[Annotated element listings]
· · · · ·

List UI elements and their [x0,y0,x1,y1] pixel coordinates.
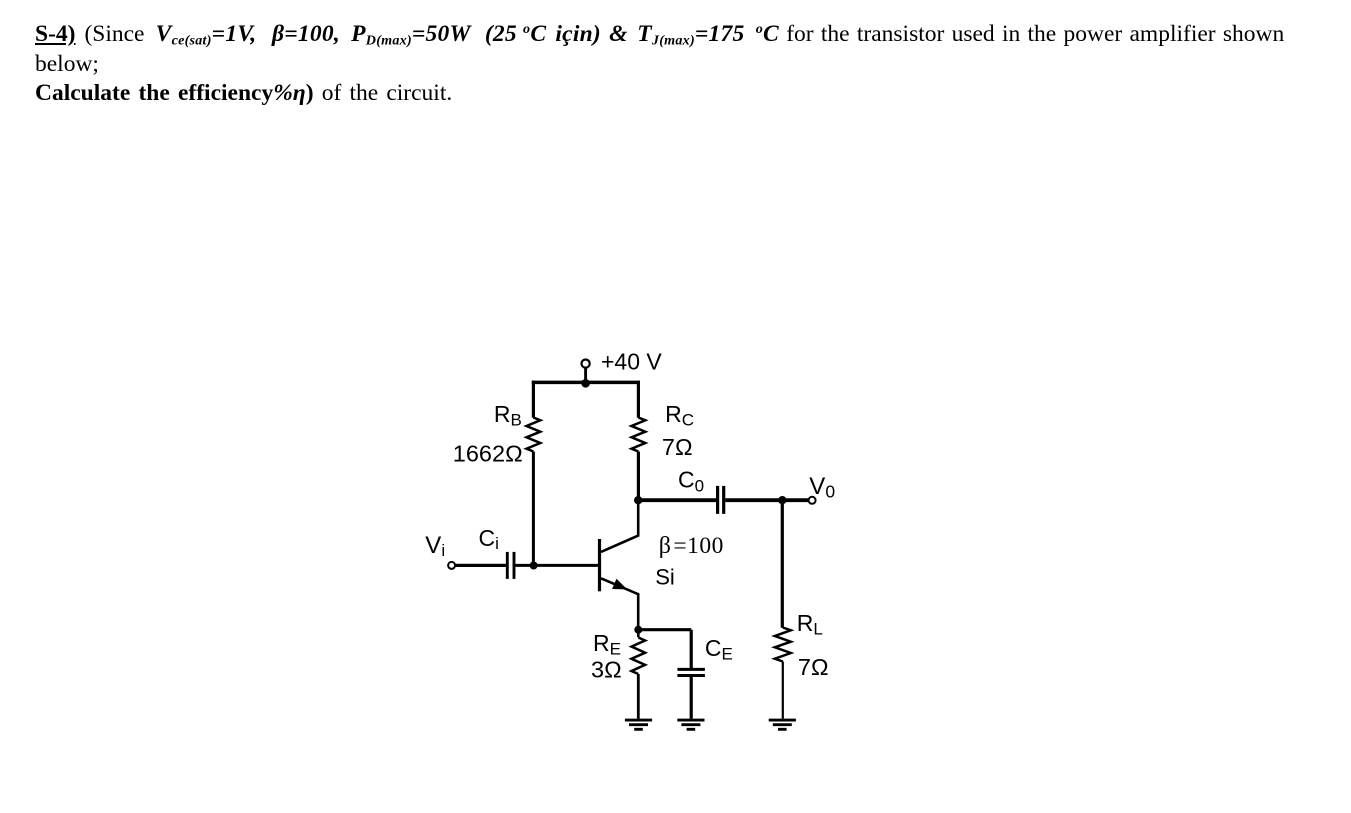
svg-text:7Ω: 7Ω [798,654,829,680]
node emitter junction [634,626,642,634]
svg-text:RC: RC [665,401,694,430]
svg-text:RB: RB [494,401,522,430]
wire RL bottom lead [782,662,784,719]
transistor Q1 emitter lead [601,578,638,630]
wire collector to C0 [638,498,716,502]
wire RB top lead [532,381,535,418]
svg-text:+40 V: +40 V [601,348,662,374]
resistor RE [632,638,646,675]
node collector junction [634,496,642,504]
svg-text:Si: Si [655,564,675,589]
svg-text:7Ω: 7Ω [662,434,693,460]
ground RL [769,720,796,729]
wire RE top stub [637,630,640,638]
wire Vi to Ci [455,564,506,567]
node base junction [530,562,538,570]
wire RE bottom lead [637,674,640,719]
svg-text:RL: RL [797,610,823,638]
svg-text:3Ω: 3Ω [591,657,622,683]
svg-text:CE: CE [705,635,733,663]
svg-text:V0: V0 [809,473,835,501]
svg-text:RE: RE [593,630,621,658]
node supply junction [581,379,590,388]
transistor Q1 emitter arrow [612,579,627,590]
wire RC bottom lead [637,452,640,501]
resistor RL [775,628,791,662]
wire CE top lead [690,630,693,668]
svg-text:C0: C0 [678,466,704,495]
wire RL top lead [781,500,784,628]
terminal Vi input [448,562,455,569]
wire Ci to base [516,564,598,567]
ground CE [677,720,704,729]
svg-text:1662Ω: 1662Ω [453,440,523,466]
svg-text:=100: =100 [673,533,724,559]
resistor RC [632,418,646,452]
transistor Q1 base bar [598,539,601,591]
transistor Q1 collector lead [601,500,638,552]
svg-text:Ci: Ci [479,525,499,553]
svg-text:Vi: Vi [425,532,445,560]
svg-text:β: β [659,533,671,559]
terminal V0 [809,497,816,504]
wire RC top lead [637,381,640,418]
capacitor CE [677,669,705,675]
wire RB bottom lead [532,452,535,566]
capacitor C0 [718,486,724,514]
wire C0 to output node [725,498,782,502]
ground RE [625,720,652,729]
node output junction [778,496,786,504]
terminal +40V supply [582,360,590,368]
capacitor Ci [507,552,514,579]
wire top rail [532,381,640,385]
wire emitter node to CE [638,628,691,631]
wire to V0 terminal [782,498,808,502]
wire CE bottom lead [690,677,693,719]
wire supply stub [584,368,587,383]
resistor RB [527,418,541,452]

· · · · ·

## Task requirements
Put every line of the listing above into a Markdown table with the columns Number and Record line. Skip blank lines and leave out the pictures.

## Worked answer
| Number | Record line |
|---|---|
| 1 | List UI elements and their [x0,y0,x1,y1] pixel coordinates. |
| 2 | svg-text:7Ω: 7Ω [798,654,829,680] |
| 3 | node emitter junction [634,626,642,634] |
| 4 | svg-text:RC: RC [665,401,694,430] |
| 5 | svg-text:RB: RB [494,401,522,430] |
| 6 | wire RL bottom lead [782,662,784,719] |
| 7 | transistor Q1 emitter lead [601,578,638,630] |
| 8 | wire collector to C0 [638,498,716,502] |
| 9 | wire RB top lead [532,381,535,418] |
| 10 | svg-text:+40 V: +40 V [601,348,662,374] |
| 11 | resistor RE [632,638,646,675] |
| 12 | node collector junction [634,496,642,504] |
| 13 | svg-text:Si: Si [655,564,675,589] |
| 14 | svg-text:7Ω: 7Ω [662,434,693,460] |
| 15 | ground RL [769,720,796,729] |
| 16 | wire RE top stub [637,630,640,638] |
| 17 | wire Vi to Ci [455,564,506,567] |
| 18 | node base junction [530,562,538,570] |
| 19 | wire RE bottom lead [637,674,640,719] |
| 20 | svg-text:RL: RL [797,610,823,638] |
| 21 | svg-text:3Ω: 3Ω [591,657,622,683] |
| 22 | svg-text:CE: CE [705,635,733,663] |
| 23 | svg-text:V0: V0 [809,473,835,501] |
| 24 | svg-text:RE: RE [593,630,621,658] |
| 25 | node supply junction [581,379,590,388] |
| 26 | transistor Q1 emitter arrow [612,579,627,590] |
| 27 | wire RC bottom lead [637,452,640,501] |
| 28 | resistor RL [775,628,791,662] |
| 29 | wire CE top lead [690,630,693,668] |
| 30 | svg-text:C0: C0 [678,466,704,495] |
| 31 | wire RL top lead [781,500,784,628] |
| 32 | terminal Vi input [448,562,455,569] |
| 33 | wire Ci to base [516,564,598,567] |
| 34 | ground CE [677,720,704,729] |
| 35 | svg-text:1662Ω: 1662Ω [453,440,523,466] |
| 36 | svg-text:=100: =100 [673,533,724,559] |
| 37 | resistor RC [632,418,646,452] |
| 38 | transistor Q1 base bar [598,539,601,591] |
| 39 | transistor Q1 collector lead [601,500,638,552] |
| 40 | svg-text:Ci: Ci [479,525,499,553] |
| 41 | svg-text:Vi: Vi [425,532,445,560] |
| 42 | svg-text:β: β [659,533,671,559] |
| 43 | terminal V0 [809,497,816,504] |
| 44 | wire RC top lead [637,381,640,418] |
| 45 | capacitor CE [677,669,705,675] |
| 46 | wire RB bottom lead [532,452,535,566] |
| 47 | capacitor C0 [718,486,724,514] |
| 48 | wire C0 to output node [725,498,782,502] |
| 49 | ground RE [625,720,652,729] |
| 50 | node output junction [778,496,786,504] |
| 51 | terminal +40V supply [582,360,590,368] |
| 52 | capacitor Ci [507,552,514,579] |
| 53 | wire top rail [532,381,640,385] |
| 54 | wire emitter node to CE [638,628,691,631] |
| 55 | wire to V0 terminal [782,498,808,502] |
| 56 | wire CE bottom lead [690,677,693,719] |
| 57 | wire supply stub [584,368,587,383] |
| 58 | resistor RB [527,418,541,452] |